Строки набора данных =>
• • • • •

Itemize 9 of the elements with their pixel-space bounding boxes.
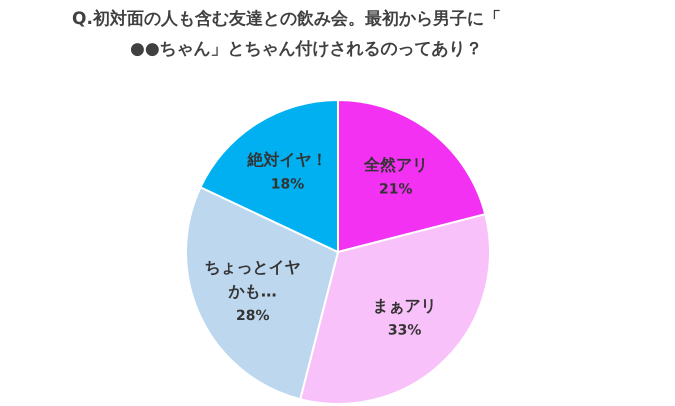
data-label: 21% xyxy=(379,181,413,198)
slice-label: 絶対イヤ！ xyxy=(246,150,328,169)
data-label: 18% xyxy=(270,176,304,192)
slice-label: ちょっとイヤかも… xyxy=(204,258,301,300)
data-label: 28% xyxy=(236,308,270,324)
chart-title: Q.初対面の人も含む友達との飲み会。最初から男子に「●●ちゃん」とちゃん付けされるのってあり？ xyxy=(72,9,501,59)
data-label: 33% xyxy=(388,322,422,338)
slice-label: まぁアリ xyxy=(372,296,437,316)
slice-label: 全然アリ xyxy=(362,154,428,174)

• • • • •

Цель => Замените во всех строках выше «data-label» на «value-label» и приведите их заново, ничего больше не меняя. Изображения в ответ не включайте.

Ответ к задаче =>
Itemize 9 of the elements with their pixel-space bounding boxes.
value-label: 21% xyxy=(379,181,413,198)
slice-label: 絶対イヤ！ xyxy=(246,150,328,169)
value-label: 18% xyxy=(270,176,304,192)
slice-label: ちょっとイヤかも… xyxy=(204,258,301,300)
value-label: 28% xyxy=(236,308,270,324)
chart-title: Q.初対面の人も含む友達との飲み会。最初から男子に「●●ちゃん」とちゃん付けされるのってあり？ xyxy=(72,9,501,59)
value-label: 33% xyxy=(388,322,422,338)
slice-label: まぁアリ xyxy=(372,296,437,316)
slice-label: 全然アリ xyxy=(362,154,428,174)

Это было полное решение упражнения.